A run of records
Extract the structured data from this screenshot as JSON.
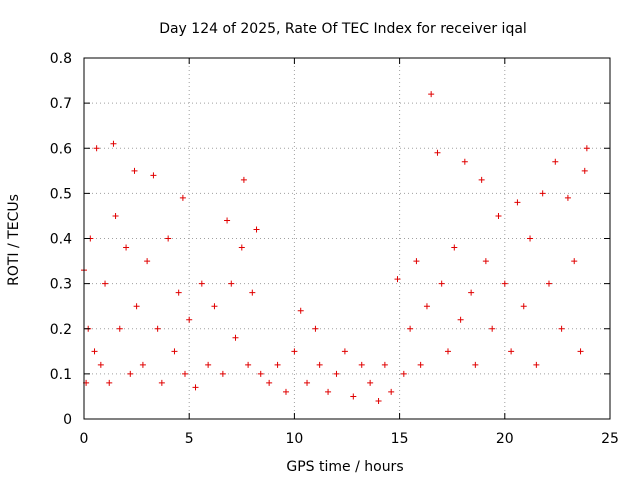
{
  "chart_data": {
    "type": "scatter",
    "title": "Day 124 of 2025, Rate Of TEC Index for receiver iqal",
    "xlabel": "GPS time / hours",
    "ylabel": "ROTI / TECUs",
    "xlim": [
      0,
      25
    ],
    "ylim": [
      0,
      0.8
    ],
    "xticks": [
      "0",
      "5",
      "10",
      "15",
      "20",
      "25"
    ],
    "yticks": [
      "0",
      "0.1",
      "0.2",
      "0.3",
      "0.4",
      "0.5",
      "0.6",
      "0.7",
      "0.8"
    ],
    "grid": true,
    "marker": "+",
    "color": "#e00000",
    "series": [
      {
        "x": [
          0.0,
          0.1,
          0.2,
          0.3,
          0.5,
          0.6,
          0.8,
          1.0,
          1.2,
          1.4,
          1.5,
          1.7,
          2.0,
          2.2,
          2.4,
          2.5,
          2.8,
          3.0,
          3.3,
          3.5,
          3.7,
          4.0,
          4.3,
          4.5,
          4.7,
          4.8,
          5.0,
          5.3,
          5.6,
          5.9,
          6.2,
          6.6,
          6.8,
          7.0,
          7.2,
          7.5,
          7.6,
          7.8,
          8.0,
          8.2,
          8.4,
          8.8,
          9.2,
          9.6,
          10.0,
          10.3,
          10.6,
          11.0,
          11.2,
          11.6,
          12.0,
          12.4,
          12.8,
          13.2,
          13.6,
          14.0,
          14.3,
          14.6,
          14.9,
          15.2,
          15.5,
          15.8,
          16.0,
          16.3,
          16.5,
          16.8,
          17.0,
          17.3,
          17.6,
          17.9,
          18.1,
          18.4,
          18.6,
          18.9,
          19.1,
          19.4,
          19.7,
          20.0,
          20.3,
          20.6,
          20.9,
          21.2,
          21.5,
          21.8,
          22.1,
          22.4,
          22.7,
          23.0,
          23.3,
          23.6,
          23.8,
          23.9
        ],
        "y": [
          0.33,
          0.08,
          0.2,
          0.4,
          0.15,
          0.6,
          0.12,
          0.3,
          0.08,
          0.61,
          0.45,
          0.2,
          0.38,
          0.1,
          0.55,
          0.25,
          0.12,
          0.35,
          0.54,
          0.2,
          0.08,
          0.4,
          0.15,
          0.28,
          0.49,
          0.1,
          0.22,
          0.07,
          0.3,
          0.12,
          0.25,
          0.1,
          0.44,
          0.3,
          0.18,
          0.38,
          0.53,
          0.12,
          0.28,
          0.42,
          0.1,
          0.08,
          0.12,
          0.06,
          0.15,
          0.24,
          0.08,
          0.2,
          0.12,
          0.06,
          0.1,
          0.15,
          0.05,
          0.12,
          0.08,
          0.04,
          0.12,
          0.06,
          0.31,
          0.1,
          0.2,
          0.35,
          0.12,
          0.25,
          0.72,
          0.59,
          0.3,
          0.15,
          0.38,
          0.22,
          0.57,
          0.28,
          0.12,
          0.53,
          0.35,
          0.2,
          0.45,
          0.3,
          0.15,
          0.48,
          0.25,
          0.4,
          0.12,
          0.5,
          0.3,
          0.57,
          0.2,
          0.49,
          0.35,
          0.15,
          0.55,
          0.6
        ]
      }
    ]
  }
}
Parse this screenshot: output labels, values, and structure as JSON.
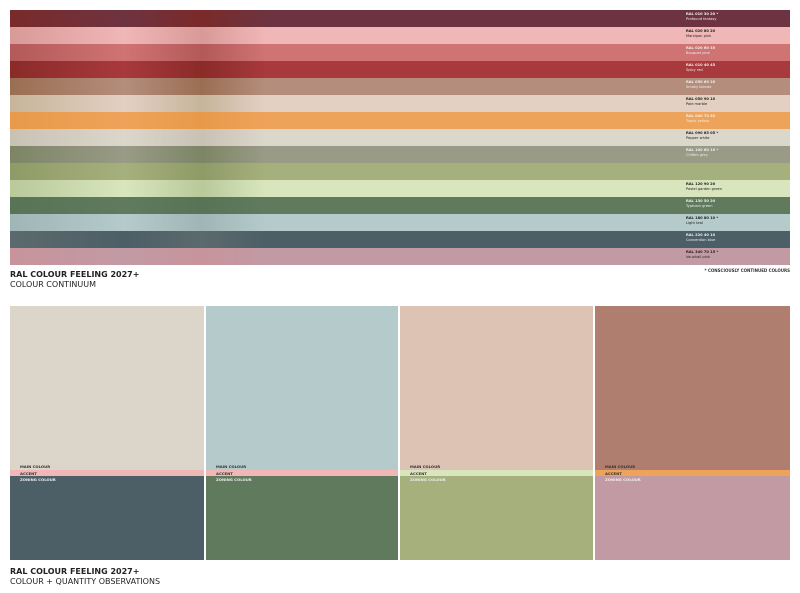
{
  "continuum": {
    "rows": [
      {
        "code": "RAL 010 30 20 *",
        "name": "Profound fantasy",
        "color": "#6e3340",
        "photo": "#7a2a2a",
        "dark": true
      },
      {
        "code": "RAL 020 80 20",
        "name": "Marzipan pink",
        "color": "#f0b7b7",
        "photo": "#d89a98",
        "dark": false
      },
      {
        "code": "RAL 020 60 35",
        "name": "Bouquet pink",
        "color": "#cf7373",
        "photo": "#b4595a",
        "dark": true
      },
      {
        "code": "RAL 010 40 45",
        "name": "Spicy red",
        "color": "#a8393c",
        "photo": "#8a2b28",
        "dark": true
      },
      {
        "code": "RAL 050 60 20",
        "name": "Smoky blonde",
        "color": "#b48d7c",
        "photo": "#9a6e52",
        "dark": true
      },
      {
        "code": "RAL 050 90 10",
        "name": "Pale marble",
        "color": "#e3d0c3",
        "photo": "#c7b49a",
        "dark": false
      },
      {
        "code": "RAL 040 70 50",
        "name": "Tropic yellow",
        "color": "#eea35a",
        "photo": "#e89a4a",
        "dark": true
      },
      {
        "code": "RAL 090 85 05 *",
        "name": "Pepper white",
        "color": "#dcd7cb",
        "photo": "#c9c2b4",
        "dark": false
      },
      {
        "code": "RAL 100 60 10 *",
        "name": "Chiffon grey",
        "color": "#999b86",
        "photo": "#7d8566",
        "dark": true
      },
      {
        "code": "",
        "name": "",
        "color": "#a6b07d",
        "photo": "#8f9b66",
        "dark": false
      },
      {
        "code": "RAL 120 90 20",
        "name": "Pastel garden green",
        "color": "#d9e6bd",
        "photo": "#b9c99a",
        "dark": false
      },
      {
        "code": "RAL 130 50 20",
        "name": "Typhoon green",
        "color": "#5f7a5c",
        "photo": "#587457",
        "dark": true
      },
      {
        "code": "RAL 180 80 10 *",
        "name": "Light teal",
        "color": "#b5cbcb",
        "photo": "#9fb5b6",
        "dark": false
      },
      {
        "code": "RAL 220 40 10",
        "name": "Convention blue",
        "color": "#4c5f67",
        "photo": "#5b6a6c",
        "dark": true
      },
      {
        "code": "RAL 340 70 15 *",
        "name": "Vauxhall pink",
        "color": "#c29aa4",
        "photo": "#c7949c",
        "dark": false
      }
    ],
    "note": "* CONSCIOUSLY CONTINUED COLOURS",
    "title": "RAL COLOUR FEELING 2027+",
    "subtitle": "COLOUR CONTINUUM"
  },
  "observations": {
    "labels": {
      "main": "MAIN COLOUR",
      "accent": "ACCENT",
      "zoning": "ZONING COLOUR"
    },
    "panels": [
      {
        "main": "#dcd5c9",
        "accent": "#f1b6b6",
        "zoning": "#4c5f67"
      },
      {
        "main": "#b5cbcb",
        "accent": "#f1b6b6",
        "zoning": "#5f7a5c"
      },
      {
        "main": "#dcc3b4",
        "accent": "#d9e6bd",
        "zoning": "#a6b07d"
      },
      {
        "main": "#b07e6f",
        "accent": "#eea35a",
        "zoning": "#c29aa4"
      }
    ],
    "title": "RAL COLOUR FEELING 2027+",
    "subtitle": "COLOUR + QUANTITY OBSERVATIONS"
  }
}
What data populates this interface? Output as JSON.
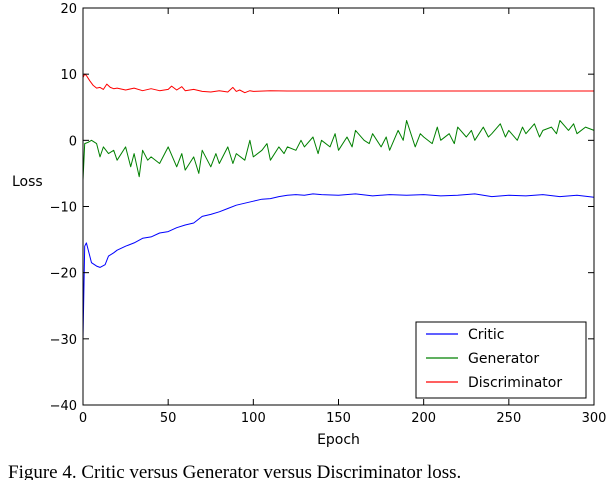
{
  "chart_data": {
    "type": "line",
    "title": "",
    "xlabel": "Epoch",
    "ylabel": "Loss",
    "xlim": [
      0,
      300
    ],
    "ylim": [
      -40,
      20
    ],
    "xticks": [
      0,
      50,
      100,
      150,
      200,
      250,
      300
    ],
    "yticks": [
      -40,
      -30,
      -20,
      -10,
      0,
      10,
      20
    ],
    "xtick_labels": [
      "0",
      "50",
      "100",
      "150",
      "200",
      "250",
      "300"
    ],
    "ytick_labels": [
      "−40",
      "−30",
      "−20",
      "−10",
      "0",
      "10",
      "20"
    ],
    "grid": false,
    "legend_position": "lower-right",
    "series": [
      {
        "name": "Critic",
        "color": "#0000ff",
        "x": [
          0,
          1,
          2,
          3,
          5,
          8,
          10,
          13,
          15,
          18,
          20,
          25,
          30,
          35,
          40,
          45,
          50,
          55,
          60,
          65,
          70,
          75,
          80,
          85,
          90,
          95,
          100,
          105,
          110,
          115,
          120,
          125,
          130,
          135,
          140,
          150,
          160,
          170,
          180,
          190,
          200,
          210,
          220,
          230,
          240,
          250,
          260,
          270,
          280,
          290,
          300
        ],
        "y": [
          -30,
          -16,
          -15.5,
          -16.5,
          -18.5,
          -19,
          -19.2,
          -18.8,
          -17.5,
          -17,
          -16.6,
          -16,
          -15.5,
          -14.8,
          -14.6,
          -14,
          -13.8,
          -13.2,
          -12.8,
          -12.5,
          -11.5,
          -11.2,
          -10.8,
          -10.3,
          -9.8,
          -9.5,
          -9.2,
          -8.9,
          -8.8,
          -8.5,
          -8.3,
          -8.2,
          -8.3,
          -8.1,
          -8.2,
          -8.3,
          -8.1,
          -8.4,
          -8.2,
          -8.3,
          -8.2,
          -8.4,
          -8.3,
          -8.1,
          -8.5,
          -8.3,
          -8.4,
          -8.2,
          -8.5,
          -8.3,
          -8.6
        ]
      },
      {
        "name": "Generator",
        "color": "#008000",
        "x": [
          0,
          1,
          3,
          5,
          8,
          10,
          12,
          15,
          18,
          20,
          25,
          28,
          30,
          33,
          35,
          38,
          40,
          45,
          50,
          55,
          58,
          60,
          65,
          68,
          70,
          75,
          78,
          80,
          85,
          88,
          90,
          95,
          98,
          100,
          105,
          108,
          110,
          115,
          118,
          120,
          125,
          128,
          130,
          135,
          138,
          140,
          145,
          148,
          150,
          155,
          158,
          160,
          165,
          168,
          170,
          175,
          178,
          180,
          185,
          188,
          190,
          195,
          198,
          200,
          205,
          208,
          210,
          215,
          218,
          220,
          225,
          228,
          230,
          235,
          238,
          240,
          245,
          248,
          250,
          255,
          258,
          260,
          265,
          268,
          270,
          275,
          278,
          280,
          285,
          288,
          290,
          295,
          300
        ],
        "y": [
          -6,
          -0.5,
          -0.3,
          0,
          -0.5,
          -2.5,
          -1,
          -2,
          -1.5,
          -3,
          -1,
          -4,
          -2,
          -5.5,
          -1.5,
          -3,
          -2.5,
          -3.5,
          -1,
          -4,
          -2,
          -4.5,
          -2.5,
          -5,
          -1.5,
          -4,
          -2,
          -3.5,
          -1,
          -3.5,
          -2,
          -3,
          0,
          -2.5,
          -1.5,
          -0.5,
          -3,
          -1,
          -2,
          -1,
          -1.5,
          0,
          -1,
          0.5,
          -2,
          0,
          -1,
          1,
          -1.5,
          0.5,
          -1,
          1.5,
          0,
          -0.5,
          1,
          -1,
          0.5,
          -1.5,
          1.5,
          0,
          3,
          -1,
          1,
          0.5,
          -0.5,
          2,
          0,
          1,
          -0.5,
          2,
          0.5,
          1.5,
          0,
          2,
          0.5,
          1,
          2.5,
          0.5,
          1.5,
          0,
          2,
          1,
          2.5,
          0.5,
          1.5,
          2,
          1,
          3,
          1.5,
          2.5,
          1,
          2,
          1.5
        ]
      },
      {
        "name": "Discriminator",
        "color": "#ff0000",
        "x": [
          0,
          1,
          2,
          4,
          6,
          8,
          10,
          12,
          14,
          16,
          18,
          20,
          25,
          30,
          35,
          40,
          45,
          50,
          52,
          55,
          58,
          60,
          65,
          70,
          75,
          80,
          85,
          88,
          90,
          92,
          95,
          98,
          100,
          110,
          120,
          150,
          200,
          250,
          300
        ],
        "y": [
          9.5,
          10,
          9.8,
          9,
          8.3,
          7.9,
          8.0,
          7.7,
          8.5,
          8.0,
          7.8,
          7.9,
          7.6,
          7.9,
          7.5,
          7.8,
          7.5,
          7.7,
          8.2,
          7.6,
          8.1,
          7.5,
          7.7,
          7.4,
          7.3,
          7.5,
          7.3,
          8.0,
          7.4,
          7.6,
          7.2,
          7.5,
          7.4,
          7.5,
          7.45,
          7.45,
          7.45,
          7.45,
          7.45
        ]
      }
    ]
  },
  "caption": "Figure 4. Critic versus Generator versus Discriminator loss."
}
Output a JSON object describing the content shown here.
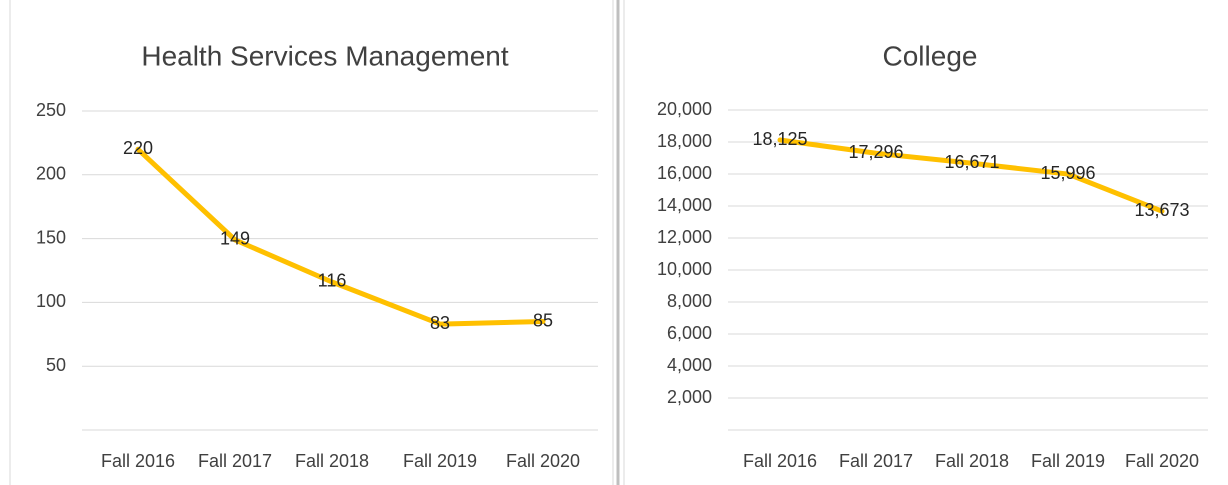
{
  "chart_data": [
    {
      "type": "line",
      "title": "Health Services Management",
      "categories": [
        "Fall 2016",
        "Fall 2017",
        "Fall 2018",
        "Fall 2019",
        "Fall 2020"
      ],
      "series": [
        {
          "name": "Health Services Management",
          "color": "#ffc000",
          "values": [
            220,
            149,
            116,
            83,
            85
          ]
        }
      ],
      "ylim": [
        0,
        250
      ],
      "yticks": [
        50,
        100,
        150,
        200,
        250
      ],
      "grid": true
    },
    {
      "type": "line",
      "title": "College",
      "categories": [
        "Fall 2016",
        "Fall 2017",
        "Fall 2018",
        "Fall 2019",
        "Fall 2020"
      ],
      "series": [
        {
          "name": "College",
          "color": "#ffc000",
          "values": [
            18125,
            17296,
            16671,
            15996,
            13673
          ],
          "value_labels": [
            "18,125",
            "17,296",
            "16,671",
            "15,996",
            "13,673"
          ]
        }
      ],
      "ylim": [
        0,
        20000
      ],
      "yticks": [
        {
          "value": 2000,
          "label": "2,000"
        },
        {
          "value": 4000,
          "label": "4,000"
        },
        {
          "value": 6000,
          "label": "6,000"
        },
        {
          "value": 8000,
          "label": "8,000"
        },
        {
          "value": 10000,
          "label": "10,000"
        },
        {
          "value": 12000,
          "label": "12,000"
        },
        {
          "value": 14000,
          "label": "14,000"
        },
        {
          "value": 16000,
          "label": "16,000"
        },
        {
          "value": 18000,
          "label": "18,000"
        },
        {
          "value": 20000,
          "label": "20,000"
        }
      ],
      "grid": true
    }
  ]
}
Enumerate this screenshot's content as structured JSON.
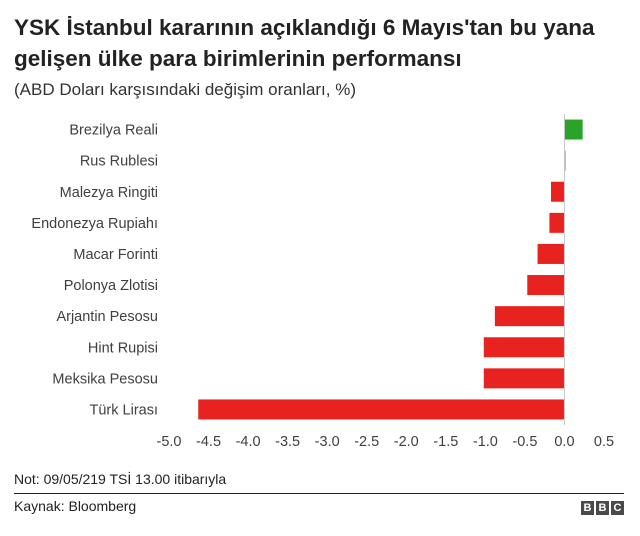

- _The exercise_:
Count how many lines above include the word "screenshot" and answer with that figure only.

- _Solution to this task_:
3